*Brief*: List all the lines in these records that hold "целях".

## START Data

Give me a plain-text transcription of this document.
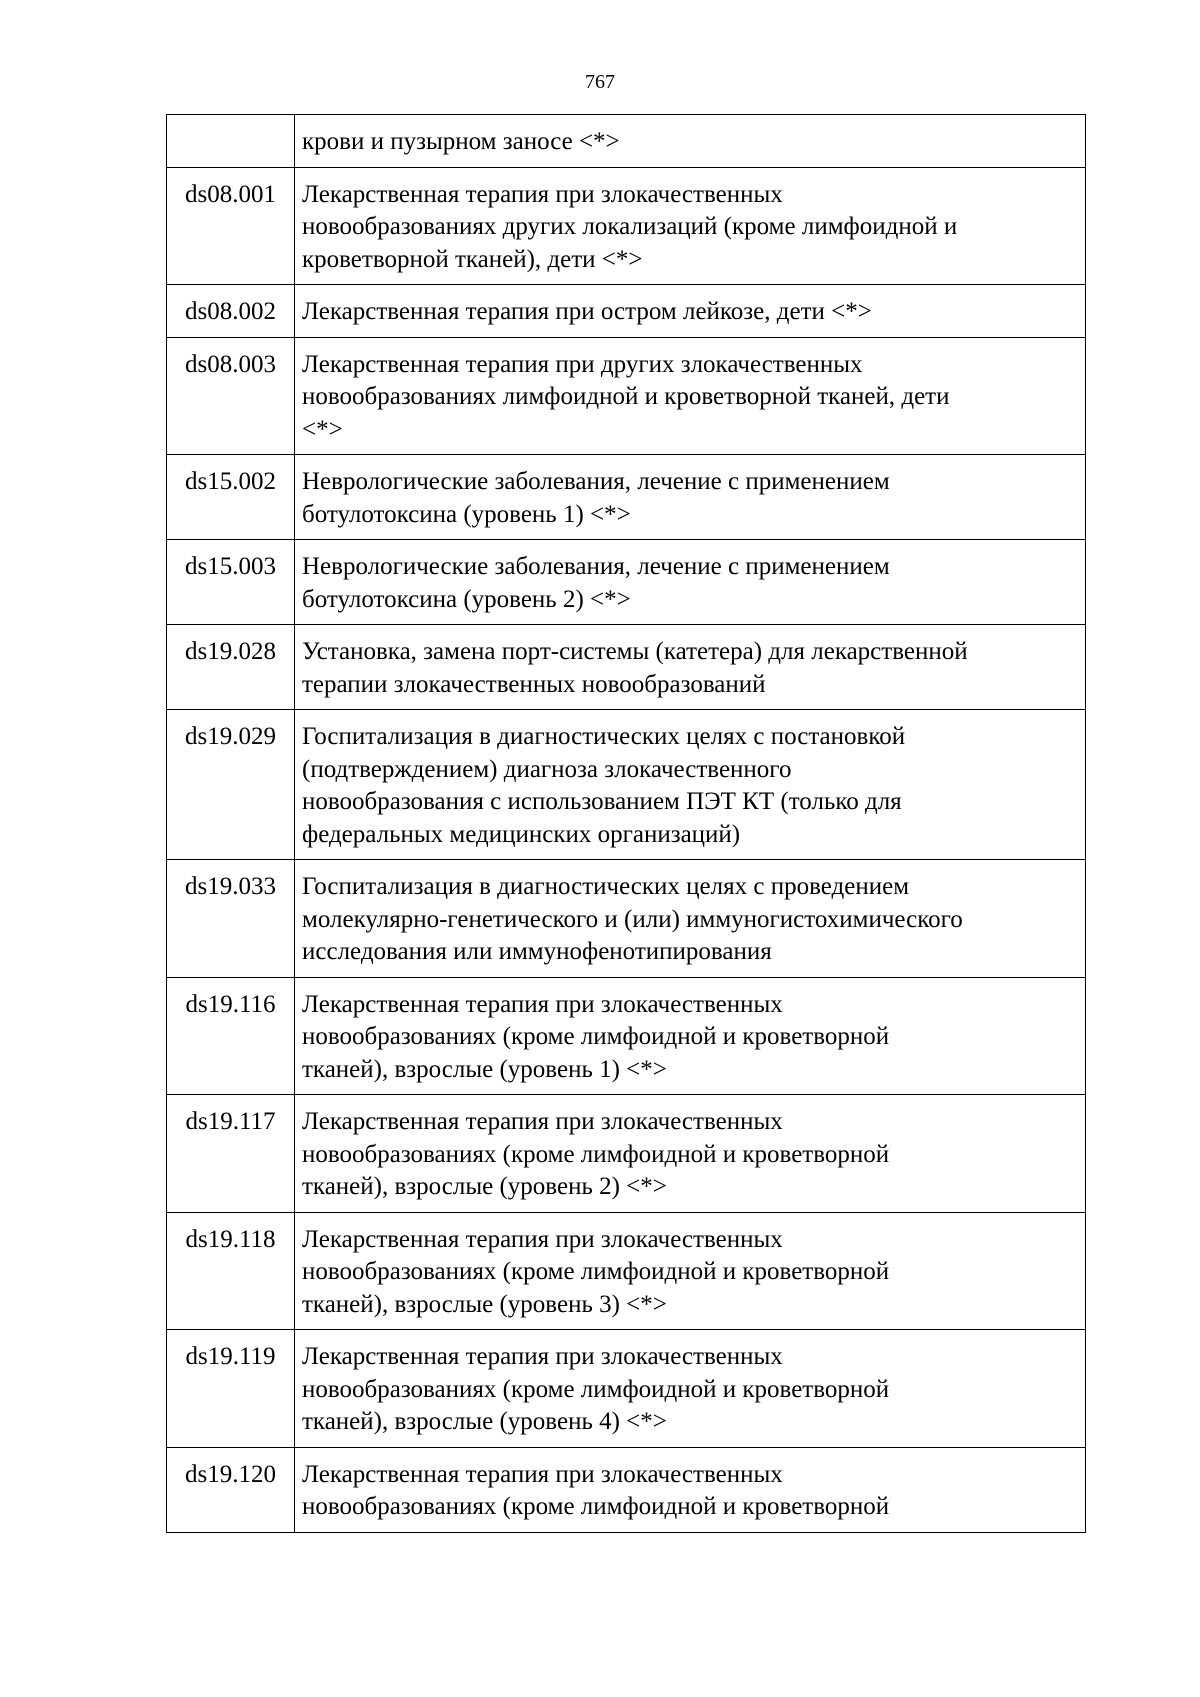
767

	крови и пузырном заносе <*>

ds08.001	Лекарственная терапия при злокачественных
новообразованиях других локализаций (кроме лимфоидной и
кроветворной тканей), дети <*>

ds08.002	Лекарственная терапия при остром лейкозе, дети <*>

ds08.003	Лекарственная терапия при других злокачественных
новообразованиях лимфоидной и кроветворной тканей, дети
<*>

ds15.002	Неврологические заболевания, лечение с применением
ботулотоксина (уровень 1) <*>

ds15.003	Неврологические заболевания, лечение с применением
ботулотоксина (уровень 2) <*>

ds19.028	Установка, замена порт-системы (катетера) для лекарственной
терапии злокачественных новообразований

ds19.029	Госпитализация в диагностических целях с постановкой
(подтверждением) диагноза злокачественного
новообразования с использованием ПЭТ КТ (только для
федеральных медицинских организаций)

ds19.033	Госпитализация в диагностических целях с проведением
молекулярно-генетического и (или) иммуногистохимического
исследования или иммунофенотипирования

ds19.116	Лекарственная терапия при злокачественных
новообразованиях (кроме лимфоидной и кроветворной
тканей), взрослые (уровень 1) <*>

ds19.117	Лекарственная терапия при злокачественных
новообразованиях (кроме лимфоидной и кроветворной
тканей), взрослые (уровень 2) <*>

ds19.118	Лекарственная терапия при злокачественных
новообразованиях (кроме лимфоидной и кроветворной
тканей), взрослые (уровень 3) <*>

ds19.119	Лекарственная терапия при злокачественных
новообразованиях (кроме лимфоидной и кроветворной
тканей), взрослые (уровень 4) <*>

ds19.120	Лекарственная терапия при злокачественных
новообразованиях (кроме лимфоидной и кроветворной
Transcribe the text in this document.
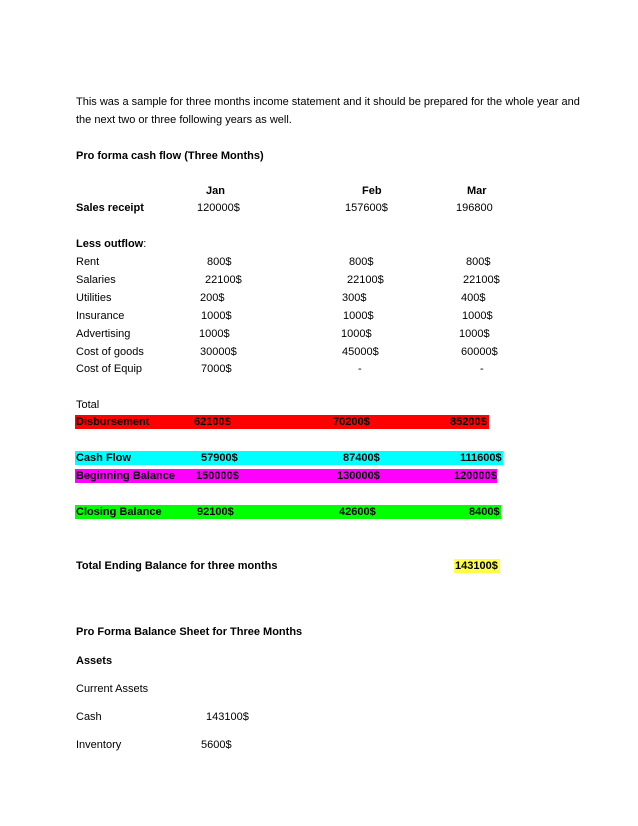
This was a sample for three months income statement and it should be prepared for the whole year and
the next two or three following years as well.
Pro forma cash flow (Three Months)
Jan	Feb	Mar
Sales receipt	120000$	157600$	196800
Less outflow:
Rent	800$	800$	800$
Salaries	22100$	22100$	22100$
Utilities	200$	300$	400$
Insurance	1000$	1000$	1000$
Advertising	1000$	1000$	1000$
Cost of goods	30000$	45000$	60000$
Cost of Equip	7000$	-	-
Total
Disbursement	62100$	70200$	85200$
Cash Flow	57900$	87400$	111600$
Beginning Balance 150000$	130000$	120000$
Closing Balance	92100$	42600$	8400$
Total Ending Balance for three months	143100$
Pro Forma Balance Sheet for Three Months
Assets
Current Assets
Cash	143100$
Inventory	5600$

## END Data
## START Data

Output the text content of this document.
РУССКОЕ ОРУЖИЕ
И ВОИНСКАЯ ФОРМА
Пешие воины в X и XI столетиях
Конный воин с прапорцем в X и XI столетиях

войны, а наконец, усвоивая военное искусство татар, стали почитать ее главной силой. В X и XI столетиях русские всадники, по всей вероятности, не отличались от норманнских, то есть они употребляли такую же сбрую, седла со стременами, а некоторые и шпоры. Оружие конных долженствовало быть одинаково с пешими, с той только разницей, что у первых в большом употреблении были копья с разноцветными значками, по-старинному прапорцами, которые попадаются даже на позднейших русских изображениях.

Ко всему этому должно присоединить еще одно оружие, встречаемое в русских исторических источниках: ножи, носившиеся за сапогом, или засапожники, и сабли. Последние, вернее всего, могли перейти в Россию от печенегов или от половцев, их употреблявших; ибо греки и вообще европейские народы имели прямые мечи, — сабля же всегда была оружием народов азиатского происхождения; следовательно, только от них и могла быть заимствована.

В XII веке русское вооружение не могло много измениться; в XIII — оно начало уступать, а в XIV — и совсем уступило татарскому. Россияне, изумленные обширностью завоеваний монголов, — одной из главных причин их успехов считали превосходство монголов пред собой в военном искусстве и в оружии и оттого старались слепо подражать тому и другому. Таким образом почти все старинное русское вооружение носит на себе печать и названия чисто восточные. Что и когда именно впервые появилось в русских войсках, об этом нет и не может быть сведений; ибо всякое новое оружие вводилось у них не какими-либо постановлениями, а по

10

## END Data
## START Data

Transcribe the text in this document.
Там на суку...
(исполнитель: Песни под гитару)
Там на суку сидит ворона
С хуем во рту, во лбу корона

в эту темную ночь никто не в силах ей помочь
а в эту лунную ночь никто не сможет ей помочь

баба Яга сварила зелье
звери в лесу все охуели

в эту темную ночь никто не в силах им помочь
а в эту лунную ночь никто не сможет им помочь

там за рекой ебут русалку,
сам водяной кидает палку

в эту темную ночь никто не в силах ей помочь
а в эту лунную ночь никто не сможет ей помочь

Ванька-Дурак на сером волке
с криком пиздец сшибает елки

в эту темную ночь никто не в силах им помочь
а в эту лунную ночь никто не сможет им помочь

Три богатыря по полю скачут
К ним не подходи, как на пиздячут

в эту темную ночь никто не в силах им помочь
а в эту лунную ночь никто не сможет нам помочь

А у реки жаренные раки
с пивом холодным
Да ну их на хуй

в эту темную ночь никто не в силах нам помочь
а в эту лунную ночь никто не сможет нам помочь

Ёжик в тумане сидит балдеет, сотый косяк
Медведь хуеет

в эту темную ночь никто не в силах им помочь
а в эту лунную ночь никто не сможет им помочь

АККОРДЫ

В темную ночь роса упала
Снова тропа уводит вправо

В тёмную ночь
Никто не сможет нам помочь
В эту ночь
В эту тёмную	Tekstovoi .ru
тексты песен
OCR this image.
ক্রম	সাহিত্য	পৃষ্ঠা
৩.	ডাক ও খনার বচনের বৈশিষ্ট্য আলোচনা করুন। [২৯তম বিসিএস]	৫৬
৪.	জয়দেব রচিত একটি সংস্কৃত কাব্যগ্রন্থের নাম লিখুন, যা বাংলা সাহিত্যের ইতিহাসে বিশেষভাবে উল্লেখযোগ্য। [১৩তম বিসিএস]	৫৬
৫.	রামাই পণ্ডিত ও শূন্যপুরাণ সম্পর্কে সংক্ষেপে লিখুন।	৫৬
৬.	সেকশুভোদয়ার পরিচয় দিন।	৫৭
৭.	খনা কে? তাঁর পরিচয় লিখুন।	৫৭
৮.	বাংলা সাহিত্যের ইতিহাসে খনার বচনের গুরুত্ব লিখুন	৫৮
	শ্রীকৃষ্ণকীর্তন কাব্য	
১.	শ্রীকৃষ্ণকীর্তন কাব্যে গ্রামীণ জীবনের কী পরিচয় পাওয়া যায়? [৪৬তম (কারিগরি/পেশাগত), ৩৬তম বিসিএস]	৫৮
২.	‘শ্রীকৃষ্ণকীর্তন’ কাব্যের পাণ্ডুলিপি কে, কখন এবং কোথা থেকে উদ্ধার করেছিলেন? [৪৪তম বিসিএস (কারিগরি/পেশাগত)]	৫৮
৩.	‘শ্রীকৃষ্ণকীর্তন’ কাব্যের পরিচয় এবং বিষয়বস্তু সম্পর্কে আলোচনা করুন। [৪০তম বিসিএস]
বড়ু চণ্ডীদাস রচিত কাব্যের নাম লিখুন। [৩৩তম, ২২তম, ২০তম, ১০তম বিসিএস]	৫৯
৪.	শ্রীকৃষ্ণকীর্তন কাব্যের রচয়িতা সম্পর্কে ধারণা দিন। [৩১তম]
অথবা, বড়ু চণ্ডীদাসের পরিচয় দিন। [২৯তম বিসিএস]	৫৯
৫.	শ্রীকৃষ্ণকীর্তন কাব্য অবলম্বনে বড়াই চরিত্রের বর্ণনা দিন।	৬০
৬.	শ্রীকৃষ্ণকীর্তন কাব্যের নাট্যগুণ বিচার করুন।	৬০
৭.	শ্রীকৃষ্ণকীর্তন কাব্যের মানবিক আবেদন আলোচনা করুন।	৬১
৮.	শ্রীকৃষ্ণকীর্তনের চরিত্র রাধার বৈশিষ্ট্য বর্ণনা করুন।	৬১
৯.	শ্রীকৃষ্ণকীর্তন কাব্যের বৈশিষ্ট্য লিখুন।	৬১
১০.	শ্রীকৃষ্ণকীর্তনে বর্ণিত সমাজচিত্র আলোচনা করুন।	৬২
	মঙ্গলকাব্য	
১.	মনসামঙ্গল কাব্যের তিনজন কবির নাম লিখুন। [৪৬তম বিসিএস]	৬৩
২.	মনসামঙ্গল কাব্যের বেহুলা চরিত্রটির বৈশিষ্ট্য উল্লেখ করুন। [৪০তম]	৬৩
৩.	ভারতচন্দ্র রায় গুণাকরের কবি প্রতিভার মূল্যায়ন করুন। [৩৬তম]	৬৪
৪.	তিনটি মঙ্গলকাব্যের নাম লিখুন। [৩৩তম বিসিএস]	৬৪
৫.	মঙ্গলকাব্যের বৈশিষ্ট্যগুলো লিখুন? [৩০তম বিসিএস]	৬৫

## END Data

*Worked answer*:
ds19.029	Госпитализация в диагностических целях с постановкой
ds19.033	Госпитализация в диагностических целях с проведением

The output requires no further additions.